• **Goal**: Pick every line from the data that holds the word "type".

— BEGIN Data for the task —

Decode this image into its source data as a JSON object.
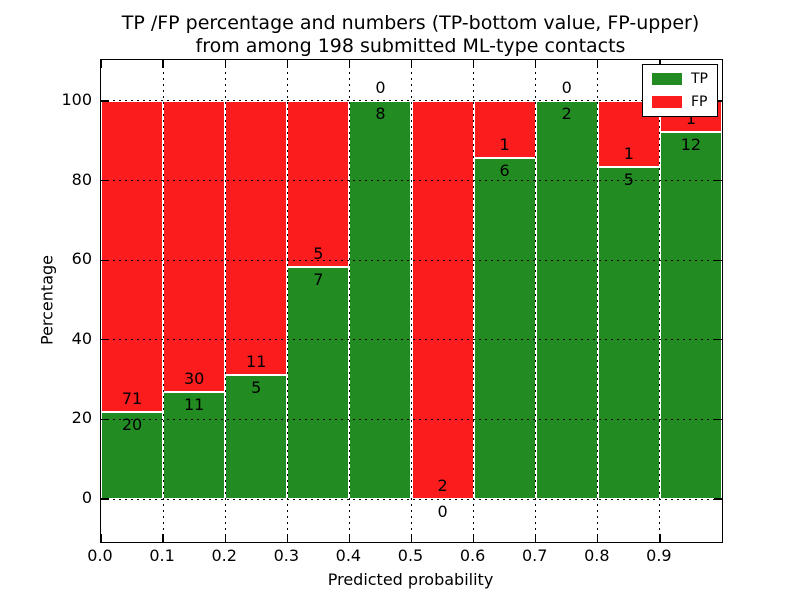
{
  "chart_data": {
    "type": "bar",
    "stacked": true,
    "orientation": "vertical",
    "title": "TP /FP percentage and numbers (TP-bottom value, FP-upper)\nfrom among 198 submitted ML-type contacts",
    "title_lines": [
      "TP /FP percentage and numbers (TP-bottom value, FP-upper)",
      "from among 198 submitted ML-type contacts"
    ],
    "xlabel": "Predicted probability",
    "ylabel": "Percentage",
    "total_contacts": 198,
    "xlim": [
      0.0,
      1.0
    ],
    "ylim": [
      -10.8,
      110.3
    ],
    "grid": "dotted, on",
    "legend_position": "upper right",
    "xticks": [
      0.0,
      0.1,
      0.2,
      0.3,
      0.4,
      0.5,
      0.6,
      0.7,
      0.8,
      0.9
    ],
    "xtick_labels": [
      "0.0",
      "0.1",
      "0.2",
      "0.3",
      "0.4",
      "0.5",
      "0.6",
      "0.7",
      "0.8",
      "0.9"
    ],
    "xgridlines": [
      0.1,
      0.2,
      0.3,
      0.4,
      0.5,
      0.6,
      0.7,
      0.8,
      0.9
    ],
    "yticks": [
      0,
      20,
      40,
      60,
      80,
      100
    ],
    "ytick_labels": [
      "0",
      "20",
      "40",
      "60",
      "80",
      "100"
    ],
    "series": [
      {
        "name": "TP",
        "color": "#228b22",
        "counts": [
          20,
          11,
          5,
          7,
          8,
          0,
          6,
          2,
          5,
          12
        ]
      },
      {
        "name": "FP",
        "color": "#fb1d1d",
        "counts": [
          71,
          30,
          11,
          5,
          0,
          2,
          1,
          0,
          1,
          1
        ]
      }
    ],
    "bins": [
      {
        "range": [
          0.0,
          0.1
        ],
        "tp": 20,
        "fp": 71,
        "tp_percent": 21.98,
        "fp_percent": 78.02
      },
      {
        "range": [
          0.1,
          0.2
        ],
        "tp": 11,
        "fp": 30,
        "tp_percent": 26.83,
        "fp_percent": 73.17
      },
      {
        "range": [
          0.2,
          0.3
        ],
        "tp": 5,
        "fp": 11,
        "tp_percent": 31.25,
        "fp_percent": 68.75
      },
      {
        "range": [
          0.3,
          0.4
        ],
        "tp": 7,
        "fp": 5,
        "tp_percent": 58.33,
        "fp_percent": 41.67
      },
      {
        "range": [
          0.4,
          0.5
        ],
        "tp": 8,
        "fp": 0,
        "tp_percent": 100.0,
        "fp_percent": 0.0
      },
      {
        "range": [
          0.5,
          0.6
        ],
        "tp": 0,
        "fp": 2,
        "tp_percent": 0.0,
        "fp_percent": 100.0
      },
      {
        "range": [
          0.6,
          0.7
        ],
        "tp": 6,
        "fp": 1,
        "tp_percent": 85.71,
        "fp_percent": 14.29
      },
      {
        "range": [
          0.7,
          0.8
        ],
        "tp": 2,
        "fp": 0,
        "tp_percent": 100.0,
        "fp_percent": 0.0
      },
      {
        "range": [
          0.8,
          0.9
        ],
        "tp": 5,
        "fp": 1,
        "tp_percent": 83.33,
        "fp_percent": 16.67
      },
      {
        "range": [
          0.9,
          1.0
        ],
        "tp": 12,
        "fp": 1,
        "tp_percent": 92.31,
        "fp_percent": 7.69
      }
    ],
    "colors": {
      "tp": "#228b22",
      "fp": "#fb1d1d",
      "grid": "#000000",
      "text": "#000000",
      "background": "#ffffff",
      "spine": "#000000"
    },
    "legend": {
      "entries": [
        {
          "label": "TP",
          "color": "#228b22"
        },
        {
          "label": "FP",
          "color": "#fb1d1d"
        }
      ]
    }
  }
}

— END Data for the task —

• **Result**:
    "type": "bar",
    "title": "TP /FP percentage and numbers (TP-bottom value, FP-upper)\nfrom among 198 submitted ML-type contacts",
      "from among 198 submitted ML-type contacts"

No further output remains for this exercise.